Your task: Below are the entries; state how many of their lines contain the string "content", and nothing more.

** START OF Material provided **

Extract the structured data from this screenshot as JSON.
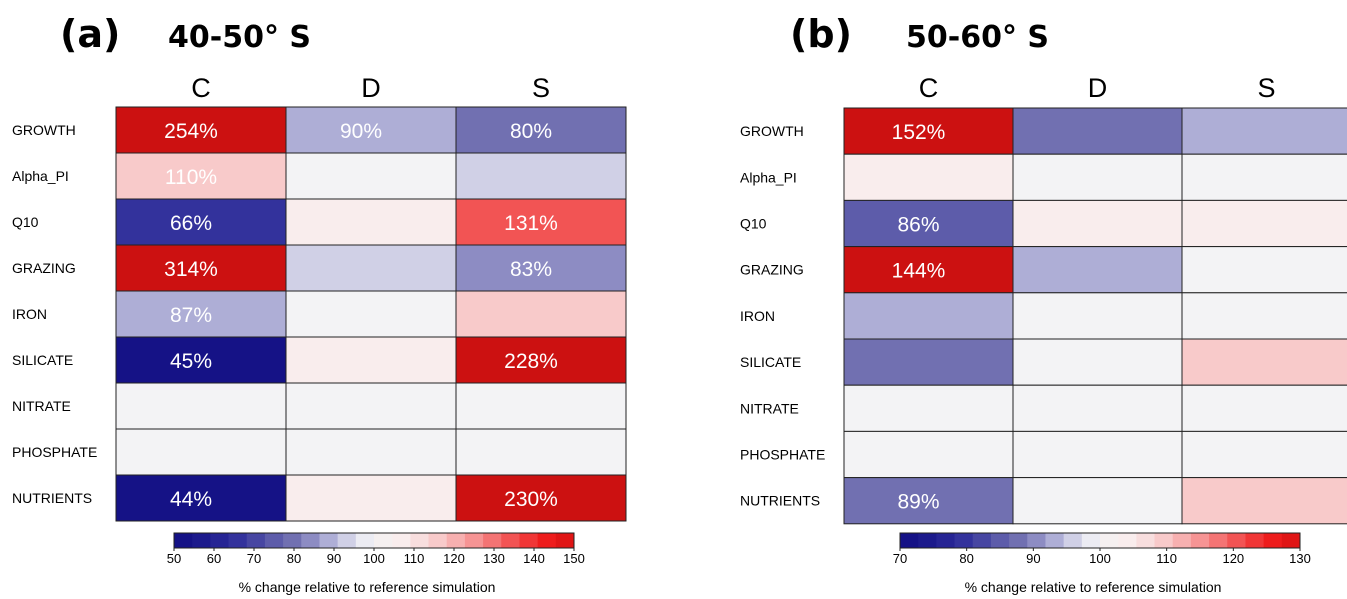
{
  "chart_data": [
    {
      "type": "heatmap",
      "panel_label": "(a)",
      "title": "40-50° S",
      "columns": [
        "C",
        "D",
        "S"
      ],
      "rows": [
        "GROWTH",
        "Alpha_PI",
        "Q10",
        "GRAZING",
        "IRON",
        "SILICATE",
        "NITRATE",
        "PHOSPHATE",
        "NUTRIENTS"
      ],
      "values": [
        [
          254,
          90,
          80
        ],
        [
          110,
          100,
          92
        ],
        [
          66,
          102,
          131
        ],
        [
          314,
          92,
          83
        ],
        [
          87,
          100,
          110
        ],
        [
          45,
          102,
          228
        ],
        [
          100,
          100,
          100
        ],
        [
          100,
          100,
          100
        ],
        [
          44,
          102,
          230
        ]
      ],
      "labels": [
        [
          "254%",
          "90%",
          "80%"
        ],
        [
          "110%",
          "",
          ""
        ],
        [
          "66%",
          "",
          "131%"
        ],
        [
          "314%",
          "",
          "83%"
        ],
        [
          "87%",
          "",
          ""
        ],
        [
          "45%",
          "",
          "228%"
        ],
        [
          "",
          "",
          ""
        ],
        [
          "",
          "",
          ""
        ],
        [
          "44%",
          "",
          "230%"
        ]
      ],
      "colorbar": {
        "min": 50,
        "max": 150,
        "ticks": [
          50,
          60,
          70,
          80,
          90,
          100,
          110,
          120,
          130,
          140,
          150
        ],
        "label": "% change relative to reference simulation"
      }
    },
    {
      "type": "heatmap",
      "panel_label": "(b)",
      "title": "50-60° S",
      "columns": [
        "C",
        "D",
        "S"
      ],
      "rows": [
        "GROWTH",
        "Alpha_PI",
        "Q10",
        "GRAZING",
        "IRON",
        "SILICATE",
        "NITRATE",
        "PHOSPHATE",
        "NUTRIENTS"
      ],
      "values": [
        [
          152,
          88,
          94
        ],
        [
          102,
          100,
          100
        ],
        [
          86,
          102,
          102
        ],
        [
          144,
          94,
          100
        ],
        [
          92,
          100,
          100
        ],
        [
          88,
          100,
          106
        ],
        [
          100,
          100,
          100
        ],
        [
          100,
          100,
          100
        ],
        [
          89,
          100,
          106
        ]
      ],
      "labels": [
        [
          "152%",
          "",
          ""
        ],
        [
          "",
          "",
          ""
        ],
        [
          "86%",
          "",
          ""
        ],
        [
          "144%",
          "",
          ""
        ],
        [
          "",
          "",
          ""
        ],
        [
          "",
          "",
          ""
        ],
        [
          "",
          "",
          ""
        ],
        [
          "",
          "",
          ""
        ],
        [
          "89%",
          "",
          ""
        ]
      ],
      "colorbar": {
        "min": 70,
        "max": 130,
        "ticks": [
          70,
          80,
          90,
          100,
          110,
          120,
          130
        ],
        "label": "% change relative to reference simulation"
      }
    }
  ]
}
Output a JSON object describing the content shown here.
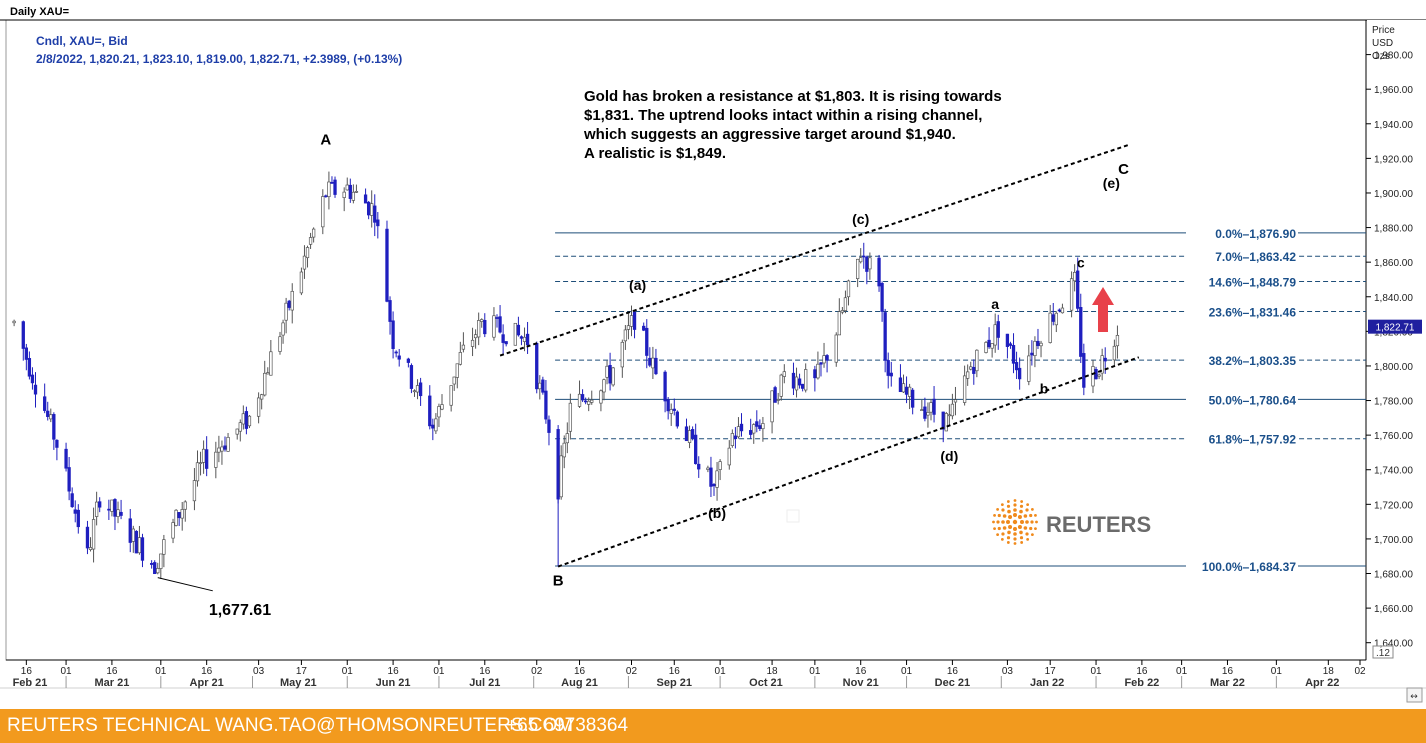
{
  "window_title": "Daily XAU=",
  "instrument_line": "Cndl, XAU=, Bid",
  "ohlc_line": "2/8/2022, 1,820.21, 1,823.10, 1,819.00, 1,822.71, +2.3989, (+0.13%)",
  "commentary": [
    "Gold has broken a resistance at $1,803. It is rising towards",
    "$1,831. The uptrend looks intact within a rising channel,",
    "which suggests an aggressive target around $1,940.",
    "A realistic is $1,849."
  ],
  "price_axis_title": [
    "Price",
    "USD",
    "Ozs"
  ],
  "price_ticks": [
    "1,980.00",
    "1,960.00",
    "1,940.00",
    "1,920.00",
    "1,900.00",
    "1,880.00",
    "1,860.00",
    "1,840.00",
    "1,820.00",
    "1,800.00",
    "1,780.00",
    "1,760.00",
    "1,740.00",
    "1,720.00",
    "1,700.00",
    "1,680.00",
    "1,660.00",
    "1,640.00"
  ],
  "last_price_tag": "1,822.71",
  "x_day_ticks": [
    "16",
    "01",
    "16",
    "01",
    "16",
    "03",
    "17",
    "01",
    "16",
    "01",
    "16",
    "02",
    "16",
    "02",
    "16",
    "01",
    "18",
    "01",
    "16",
    "01",
    "16",
    "03",
    "17",
    "01",
    "16",
    "01",
    "16",
    "01",
    "18",
    "02"
  ],
  "x_month_ticks": [
    "Feb 21",
    "Mar 21",
    "Apr 21",
    "May 21",
    "Jun 21",
    "Jul 21",
    "Aug 21",
    "Sep 21",
    "Oct 21",
    "Nov 21",
    "Dec 21",
    "Jan 22",
    "Feb 22",
    "Mar 22",
    "Apr 22"
  ],
  "corner_label": ".12",
  "footer": {
    "left": "REUTERS TECHNICAL  WANG.TAO@THOMSONREUTERS.COM",
    "phone": "+65 69738364"
  },
  "logo_text": "REUTERS",
  "colors": {
    "candle_down": "#1f1fbf",
    "candle_up": "#555555",
    "fib_line": "#1e4e79",
    "fib_text": "#1a4f8a",
    "arrow": "#e8414a",
    "footer": "#f29a1e",
    "header_text": "#1e3ea8"
  },
  "chart_data": {
    "type": "candlestick",
    "title": "Daily XAU=",
    "ylabel": "Price USD Ozs",
    "ylim": [
      1630,
      2000
    ],
    "x_start": "2021-02-10",
    "x_end": "2022-04-30",
    "fib_levels": [
      {
        "label": "0.0%",
        "value": "1,876.90",
        "price": 1876.9
      },
      {
        "label": "7.0%",
        "value": "1,863.42",
        "price": 1863.42
      },
      {
        "label": "14.6%",
        "value": "1,848.79",
        "price": 1848.79
      },
      {
        "label": "23.6%",
        "value": "1,831.46",
        "price": 1831.46
      },
      {
        "label": "38.2%",
        "value": "1,803.35",
        "price": 1803.35
      },
      {
        "label": "50.0%",
        "value": "1,780.64",
        "price": 1780.64
      },
      {
        "label": "61.8%",
        "value": "1,757.92",
        "price": 1757.92
      },
      {
        "label": "100.0%",
        "value": "1,684.37",
        "price": 1684.37
      }
    ],
    "wave_labels": [
      {
        "text": "A",
        "date": "2021-05-25",
        "price": 1928
      },
      {
        "text": "B",
        "date": "2021-08-09",
        "price": 1673
      },
      {
        "text": "C",
        "date": "2022-02-10",
        "price": 1911
      },
      {
        "text": "(a)",
        "date": "2021-09-04",
        "price": 1844
      },
      {
        "text": "(b)",
        "date": "2021-09-30",
        "price": 1712
      },
      {
        "text": "(c)",
        "date": "2021-11-16",
        "price": 1882
      },
      {
        "text": "(d)",
        "date": "2021-12-15",
        "price": 1745
      },
      {
        "text": "(e)",
        "date": "2022-02-06",
        "price": 1903
      },
      {
        "text": "a",
        "date": "2021-12-30",
        "price": 1833
      },
      {
        "text": "b",
        "date": "2022-01-15",
        "price": 1784
      },
      {
        "text": "c",
        "date": "2022-01-27",
        "price": 1857
      }
    ],
    "price_annotation": {
      "text": "1,677.61",
      "date": "2021-04-01",
      "price": 1663
    },
    "channel_upper": [
      {
        "date": "2021-07-21",
        "price": 1806
      },
      {
        "date": "2022-02-12",
        "price": 1928
      }
    ],
    "channel_lower": [
      {
        "date": "2021-08-09",
        "price": 1684
      },
      {
        "date": "2022-02-15",
        "price": 1805
      }
    ],
    "waypoints": [
      [
        "2021-02-12",
        1825
      ],
      [
        "2021-02-26",
        1755
      ],
      [
        "2021-03-08",
        1690
      ],
      [
        "2021-03-12",
        1725
      ],
      [
        "2021-03-30",
        1685
      ],
      [
        "2021-04-15",
        1745
      ],
      [
        "2021-04-30",
        1770
      ],
      [
        "2021-05-14",
        1840
      ],
      [
        "2021-05-25",
        1900
      ],
      [
        "2021-06-01",
        1903
      ],
      [
        "2021-06-10",
        1890
      ],
      [
        "2021-06-16",
        1815
      ],
      [
        "2021-06-29",
        1765
      ],
      [
        "2021-07-08",
        1805
      ],
      [
        "2021-07-15",
        1825
      ],
      [
        "2021-07-30",
        1815
      ],
      [
        "2021-08-06",
        1765
      ],
      [
        "2021-08-09",
        1730
      ],
      [
        "2021-08-13",
        1775
      ],
      [
        "2021-08-26",
        1795
      ],
      [
        "2021-09-03",
        1828
      ],
      [
        "2021-09-10",
        1795
      ],
      [
        "2021-09-20",
        1760
      ],
      [
        "2021-09-29",
        1728
      ],
      [
        "2021-10-05",
        1760
      ],
      [
        "2021-10-15",
        1768
      ],
      [
        "2021-10-22",
        1795
      ],
      [
        "2021-11-01",
        1790
      ],
      [
        "2021-11-08",
        1820
      ],
      [
        "2021-11-16",
        1866
      ],
      [
        "2021-11-22",
        1850
      ],
      [
        "2021-11-25",
        1790
      ],
      [
        "2021-12-03",
        1780
      ],
      [
        "2021-12-15",
        1768
      ],
      [
        "2021-12-22",
        1800
      ],
      [
        "2021-12-31",
        1822
      ],
      [
        "2022-01-07",
        1798
      ],
      [
        "2022-01-14",
        1820
      ],
      [
        "2022-01-25",
        1848
      ],
      [
        "2022-01-28",
        1790
      ],
      [
        "2022-02-02",
        1800
      ],
      [
        "2022-02-08",
        1822
      ]
    ]
  }
}
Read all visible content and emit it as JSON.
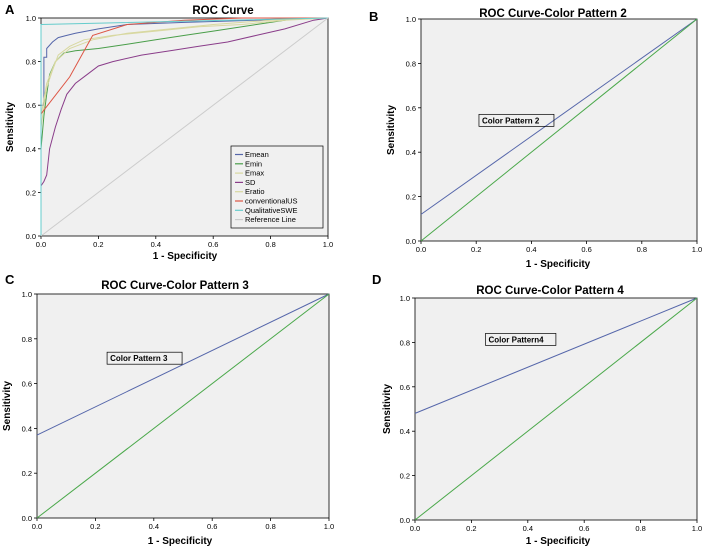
{
  "chart_data": [
    {
      "panel": "A",
      "type": "line",
      "title": "ROC Curve",
      "xlabel": "1 - Specificity",
      "ylabel": "Sensitivity",
      "xlim": [
        0,
        1
      ],
      "ylim": [
        0,
        1
      ],
      "xticks": [
        "0.0",
        "0.2",
        "0.4",
        "0.6",
        "0.8",
        "1.0"
      ],
      "yticks": [
        "0.0",
        "0.2",
        "0.4",
        "0.6",
        "0.8",
        "1.0"
      ],
      "legend_position": "bottom-right",
      "series": [
        {
          "name": "Emean",
          "color": "#5566aa",
          "x": [
            0,
            0,
            0.01,
            0.01,
            0.02,
            0.02,
            0.04,
            0.06,
            0.09,
            0.12,
            0.2,
            0.3,
            0.5,
            0.75,
            0.9,
            1
          ],
          "y": [
            0,
            0.6,
            0.6,
            0.82,
            0.82,
            0.86,
            0.89,
            0.91,
            0.92,
            0.93,
            0.95,
            0.97,
            0.98,
            0.99,
            1,
            1
          ]
        },
        {
          "name": "Emin",
          "color": "#4a9e4a",
          "x": [
            0,
            0,
            0.01,
            0.02,
            0.03,
            0.05,
            0.08,
            0.12,
            0.2,
            0.3,
            0.4,
            0.5,
            0.6,
            0.7,
            0.8,
            0.9,
            1
          ],
          "y": [
            0,
            0.4,
            0.55,
            0.65,
            0.74,
            0.8,
            0.84,
            0.85,
            0.86,
            0.88,
            0.9,
            0.92,
            0.94,
            0.96,
            0.98,
            1,
            1
          ]
        },
        {
          "name": "Emax",
          "color": "#d8d8a0",
          "x": [
            0,
            0,
            0.02,
            0.04,
            0.06,
            0.1,
            0.15,
            0.25,
            0.4,
            0.55,
            0.7,
            0.85,
            1
          ],
          "y": [
            0,
            0.5,
            0.68,
            0.76,
            0.83,
            0.87,
            0.9,
            0.92,
            0.94,
            0.96,
            0.97,
            0.99,
            1
          ]
        },
        {
          "name": "SD",
          "color": "#8a3d8a",
          "x": [
            0,
            0,
            0.01,
            0.02,
            0.03,
            0.04,
            0.05,
            0.07,
            0.09,
            0.12,
            0.16,
            0.2,
            0.25,
            0.35,
            0.45,
            0.55,
            0.65,
            0.75,
            0.85,
            0.95,
            1
          ],
          "y": [
            0,
            0.23,
            0.25,
            0.28,
            0.4,
            0.45,
            0.5,
            0.58,
            0.65,
            0.7,
            0.74,
            0.78,
            0.8,
            0.83,
            0.85,
            0.87,
            0.89,
            0.92,
            0.95,
            0.99,
            1
          ]
        },
        {
          "name": "Eratio",
          "color": "#d8d8a0",
          "x": [
            0,
            0,
            0.02,
            0.05,
            0.1,
            0.18,
            0.3,
            0.45,
            0.6,
            0.8,
            1
          ],
          "y": [
            0,
            0.55,
            0.7,
            0.8,
            0.86,
            0.9,
            0.93,
            0.95,
            0.97,
            0.99,
            1
          ]
        },
        {
          "name": "conventionalUS",
          "color": "#dd5544",
          "x": [
            0,
            0,
            0.1,
            0.18,
            0.3,
            0.5,
            0.7,
            0.9,
            1
          ],
          "y": [
            0,
            0.56,
            0.73,
            0.92,
            0.97,
            0.99,
            1,
            1,
            1
          ]
        },
        {
          "name": "QualitativeSWE",
          "color": "#66cccc",
          "x": [
            0,
            0,
            1
          ],
          "y": [
            0,
            0.97,
            1
          ]
        },
        {
          "name": "Reference Line",
          "color": "#cccccc",
          "x": [
            0,
            1
          ],
          "y": [
            0,
            1
          ]
        }
      ]
    },
    {
      "panel": "B",
      "type": "line",
      "title": "ROC Curve-Color Pattern 2",
      "xlabel": "1 - Specificity",
      "ylabel": "Sensitivity",
      "xlim": [
        0,
        1
      ],
      "ylim": [
        0,
        1
      ],
      "xticks": [
        "0.0",
        "0.2",
        "0.4",
        "0.6",
        "0.8",
        "1.0"
      ],
      "yticks": [
        "0.0",
        "0.2",
        "0.4",
        "0.6",
        "0.8",
        "1.0"
      ],
      "annotation": {
        "text": "Color Pattern 2",
        "x": 0.21,
        "y": 0.53
      },
      "series": [
        {
          "name": "Color Pattern 2",
          "color": "#5566aa",
          "x": [
            0,
            1
          ],
          "y": [
            0.12,
            1
          ]
        },
        {
          "name": "Reference Line",
          "color": "#4aa84a",
          "x": [
            0,
            1
          ],
          "y": [
            0,
            1
          ]
        }
      ]
    },
    {
      "panel": "C",
      "type": "line",
      "title": "ROC Curve-Color Pattern 3",
      "xlabel": "1 - Specificity",
      "ylabel": "Sensitivity",
      "xlim": [
        0,
        1
      ],
      "ylim": [
        0,
        1
      ],
      "xticks": [
        "0.0",
        "0.2",
        "0.4",
        "0.6",
        "0.8",
        "1.0"
      ],
      "yticks": [
        "0.0",
        "0.2",
        "0.4",
        "0.6",
        "0.8",
        "1.0"
      ],
      "annotation": {
        "text": "Color Pattern 3",
        "x": 0.24,
        "y": 0.7
      },
      "series": [
        {
          "name": "Color Pattern 3",
          "color": "#5566aa",
          "x": [
            0,
            1
          ],
          "y": [
            0.37,
            1
          ]
        },
        {
          "name": "Reference Line",
          "color": "#4aa84a",
          "x": [
            0,
            1
          ],
          "y": [
            0,
            1
          ]
        }
      ]
    },
    {
      "panel": "D",
      "type": "line",
      "title": "ROC Curve-Color Pattern 4",
      "xlabel": "1 - Specificity",
      "ylabel": "Sensitivity",
      "xlim": [
        0,
        1
      ],
      "ylim": [
        0,
        1
      ],
      "xticks": [
        "0.0",
        "0.2",
        "0.4",
        "0.6",
        "0.8",
        "1.0"
      ],
      "yticks": [
        "0.0",
        "0.2",
        "0.4",
        "0.6",
        "0.8",
        "1.0"
      ],
      "annotation": {
        "text": "Color Pattern4",
        "x": 0.25,
        "y": 0.8
      },
      "series": [
        {
          "name": "Color Pattern4",
          "color": "#5566aa",
          "x": [
            0,
            1
          ],
          "y": [
            0.48,
            1
          ]
        },
        {
          "name": "Reference Line",
          "color": "#4aa84a",
          "x": [
            0,
            1
          ],
          "y": [
            0,
            1
          ]
        }
      ]
    }
  ]
}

** END OF Material provided **

Correct answer: 2